--- Start of RECORDS FOR THE TASK ---

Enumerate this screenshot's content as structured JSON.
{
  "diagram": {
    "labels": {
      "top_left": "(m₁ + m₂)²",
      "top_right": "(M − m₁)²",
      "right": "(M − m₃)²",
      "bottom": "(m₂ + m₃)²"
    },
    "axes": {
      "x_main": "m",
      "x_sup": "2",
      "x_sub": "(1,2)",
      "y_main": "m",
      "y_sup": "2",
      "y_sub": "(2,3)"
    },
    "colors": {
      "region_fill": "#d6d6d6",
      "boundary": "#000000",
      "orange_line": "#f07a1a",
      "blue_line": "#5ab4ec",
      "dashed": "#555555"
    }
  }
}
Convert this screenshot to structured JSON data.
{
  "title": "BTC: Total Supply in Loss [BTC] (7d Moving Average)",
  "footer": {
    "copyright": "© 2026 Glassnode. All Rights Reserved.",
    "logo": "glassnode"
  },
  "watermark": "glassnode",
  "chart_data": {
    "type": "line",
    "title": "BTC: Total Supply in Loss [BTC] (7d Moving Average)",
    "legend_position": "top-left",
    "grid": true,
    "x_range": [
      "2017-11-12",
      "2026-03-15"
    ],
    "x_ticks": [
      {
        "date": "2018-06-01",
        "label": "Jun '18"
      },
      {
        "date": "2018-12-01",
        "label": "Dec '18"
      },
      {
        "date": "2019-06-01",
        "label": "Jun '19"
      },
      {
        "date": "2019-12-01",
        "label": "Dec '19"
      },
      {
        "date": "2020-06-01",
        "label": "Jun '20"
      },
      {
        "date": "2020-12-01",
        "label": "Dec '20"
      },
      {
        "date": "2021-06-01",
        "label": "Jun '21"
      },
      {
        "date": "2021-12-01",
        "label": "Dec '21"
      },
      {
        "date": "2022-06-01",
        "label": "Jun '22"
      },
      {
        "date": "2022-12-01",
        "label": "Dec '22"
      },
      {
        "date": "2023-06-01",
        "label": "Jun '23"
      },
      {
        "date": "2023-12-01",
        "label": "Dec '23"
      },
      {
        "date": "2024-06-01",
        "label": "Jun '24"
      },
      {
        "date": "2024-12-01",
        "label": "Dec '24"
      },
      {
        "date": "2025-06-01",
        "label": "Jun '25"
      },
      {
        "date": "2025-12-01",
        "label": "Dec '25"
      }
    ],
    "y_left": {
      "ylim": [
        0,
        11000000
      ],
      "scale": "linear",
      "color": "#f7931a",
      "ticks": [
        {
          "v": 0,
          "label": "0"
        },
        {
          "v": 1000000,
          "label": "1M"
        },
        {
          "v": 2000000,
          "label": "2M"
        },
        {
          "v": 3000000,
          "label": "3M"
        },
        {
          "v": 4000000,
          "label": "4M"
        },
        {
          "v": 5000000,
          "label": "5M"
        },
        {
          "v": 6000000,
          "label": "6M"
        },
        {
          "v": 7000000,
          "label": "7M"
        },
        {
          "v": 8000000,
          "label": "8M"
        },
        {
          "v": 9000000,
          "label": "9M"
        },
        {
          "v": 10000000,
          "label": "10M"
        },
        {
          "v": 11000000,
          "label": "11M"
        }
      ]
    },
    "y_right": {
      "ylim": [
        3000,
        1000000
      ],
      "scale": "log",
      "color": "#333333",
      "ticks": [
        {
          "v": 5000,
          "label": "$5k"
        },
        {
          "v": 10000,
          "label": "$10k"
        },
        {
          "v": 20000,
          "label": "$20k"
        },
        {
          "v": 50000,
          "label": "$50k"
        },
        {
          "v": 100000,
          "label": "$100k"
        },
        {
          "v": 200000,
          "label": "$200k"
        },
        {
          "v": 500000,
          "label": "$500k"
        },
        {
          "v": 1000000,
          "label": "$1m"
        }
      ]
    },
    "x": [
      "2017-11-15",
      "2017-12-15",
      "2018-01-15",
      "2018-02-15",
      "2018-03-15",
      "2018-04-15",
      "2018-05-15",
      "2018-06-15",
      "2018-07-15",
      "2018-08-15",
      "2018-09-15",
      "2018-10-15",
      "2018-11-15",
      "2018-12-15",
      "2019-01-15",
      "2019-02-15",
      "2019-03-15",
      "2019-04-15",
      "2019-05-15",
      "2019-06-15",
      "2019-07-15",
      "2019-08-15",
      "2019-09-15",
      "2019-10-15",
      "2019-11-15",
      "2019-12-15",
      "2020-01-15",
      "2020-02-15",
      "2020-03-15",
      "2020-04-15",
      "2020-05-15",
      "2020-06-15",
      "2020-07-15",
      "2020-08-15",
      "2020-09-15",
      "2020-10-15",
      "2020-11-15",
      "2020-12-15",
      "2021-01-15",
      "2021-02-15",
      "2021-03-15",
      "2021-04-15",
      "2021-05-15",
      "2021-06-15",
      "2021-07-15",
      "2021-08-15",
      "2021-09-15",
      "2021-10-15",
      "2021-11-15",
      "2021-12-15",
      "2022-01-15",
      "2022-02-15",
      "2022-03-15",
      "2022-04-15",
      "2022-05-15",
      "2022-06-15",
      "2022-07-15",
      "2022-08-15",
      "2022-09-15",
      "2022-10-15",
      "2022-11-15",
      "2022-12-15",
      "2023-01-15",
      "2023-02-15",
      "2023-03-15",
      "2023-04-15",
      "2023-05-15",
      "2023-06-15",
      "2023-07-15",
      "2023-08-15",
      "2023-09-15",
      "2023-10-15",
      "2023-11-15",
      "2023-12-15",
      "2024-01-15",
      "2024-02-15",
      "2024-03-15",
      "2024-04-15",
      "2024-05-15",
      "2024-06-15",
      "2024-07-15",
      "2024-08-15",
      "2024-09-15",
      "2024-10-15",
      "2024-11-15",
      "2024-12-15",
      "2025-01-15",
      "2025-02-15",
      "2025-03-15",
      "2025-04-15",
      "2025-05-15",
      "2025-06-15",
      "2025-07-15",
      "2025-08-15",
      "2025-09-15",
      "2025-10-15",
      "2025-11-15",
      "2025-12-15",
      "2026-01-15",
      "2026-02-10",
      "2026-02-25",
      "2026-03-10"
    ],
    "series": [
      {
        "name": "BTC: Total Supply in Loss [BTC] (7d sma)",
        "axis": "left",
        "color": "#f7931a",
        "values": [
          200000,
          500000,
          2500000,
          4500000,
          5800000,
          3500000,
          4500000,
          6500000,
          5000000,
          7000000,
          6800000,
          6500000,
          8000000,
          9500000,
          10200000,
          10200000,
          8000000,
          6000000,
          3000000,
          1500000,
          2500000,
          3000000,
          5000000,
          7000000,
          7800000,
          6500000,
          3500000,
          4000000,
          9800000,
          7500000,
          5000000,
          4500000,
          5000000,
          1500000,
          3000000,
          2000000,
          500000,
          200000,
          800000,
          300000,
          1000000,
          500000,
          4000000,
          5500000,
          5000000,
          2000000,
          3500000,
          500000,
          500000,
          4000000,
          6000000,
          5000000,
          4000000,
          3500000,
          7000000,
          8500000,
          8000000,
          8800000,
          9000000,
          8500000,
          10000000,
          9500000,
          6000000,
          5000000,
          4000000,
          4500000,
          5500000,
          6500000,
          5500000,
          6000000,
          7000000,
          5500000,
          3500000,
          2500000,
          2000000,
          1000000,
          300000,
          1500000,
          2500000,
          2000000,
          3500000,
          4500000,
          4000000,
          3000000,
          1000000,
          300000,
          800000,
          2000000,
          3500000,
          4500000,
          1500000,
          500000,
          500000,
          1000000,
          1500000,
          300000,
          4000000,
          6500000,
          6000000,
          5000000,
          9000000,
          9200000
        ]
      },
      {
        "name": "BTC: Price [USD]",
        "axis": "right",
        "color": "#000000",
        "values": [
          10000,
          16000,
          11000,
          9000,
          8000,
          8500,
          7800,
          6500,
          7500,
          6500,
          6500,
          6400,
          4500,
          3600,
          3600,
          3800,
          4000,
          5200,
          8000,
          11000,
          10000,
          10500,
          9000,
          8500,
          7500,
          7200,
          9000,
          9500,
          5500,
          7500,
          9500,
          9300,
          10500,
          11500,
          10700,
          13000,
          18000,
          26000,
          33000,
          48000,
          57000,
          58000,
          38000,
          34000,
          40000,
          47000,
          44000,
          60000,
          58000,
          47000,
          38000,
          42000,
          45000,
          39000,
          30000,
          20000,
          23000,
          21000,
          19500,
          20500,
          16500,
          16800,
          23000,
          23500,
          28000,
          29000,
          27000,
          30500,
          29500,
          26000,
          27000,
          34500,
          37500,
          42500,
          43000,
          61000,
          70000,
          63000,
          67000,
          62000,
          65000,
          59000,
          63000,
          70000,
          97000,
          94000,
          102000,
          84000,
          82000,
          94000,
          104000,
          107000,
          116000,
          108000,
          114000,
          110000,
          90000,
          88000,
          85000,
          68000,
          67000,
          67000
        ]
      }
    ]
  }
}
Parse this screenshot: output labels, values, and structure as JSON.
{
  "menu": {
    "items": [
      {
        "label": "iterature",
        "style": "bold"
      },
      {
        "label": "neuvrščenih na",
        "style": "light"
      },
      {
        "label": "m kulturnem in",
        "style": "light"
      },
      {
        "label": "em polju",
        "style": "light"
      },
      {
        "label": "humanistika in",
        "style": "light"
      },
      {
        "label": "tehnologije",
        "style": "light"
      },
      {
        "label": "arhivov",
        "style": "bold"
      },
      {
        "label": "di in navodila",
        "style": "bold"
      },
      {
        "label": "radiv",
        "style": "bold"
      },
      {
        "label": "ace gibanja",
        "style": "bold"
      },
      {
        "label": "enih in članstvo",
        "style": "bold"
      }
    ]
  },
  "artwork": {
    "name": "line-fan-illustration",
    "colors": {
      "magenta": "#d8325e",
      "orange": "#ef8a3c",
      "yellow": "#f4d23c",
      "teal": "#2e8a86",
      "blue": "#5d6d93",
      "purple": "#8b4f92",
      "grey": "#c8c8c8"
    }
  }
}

--- End of RECORDS FOR THE TASK ---

> [TASK DETAILS]
Say how many lines contain "Supply", and give nothing but that number.

> [CORRECT RESULT]
3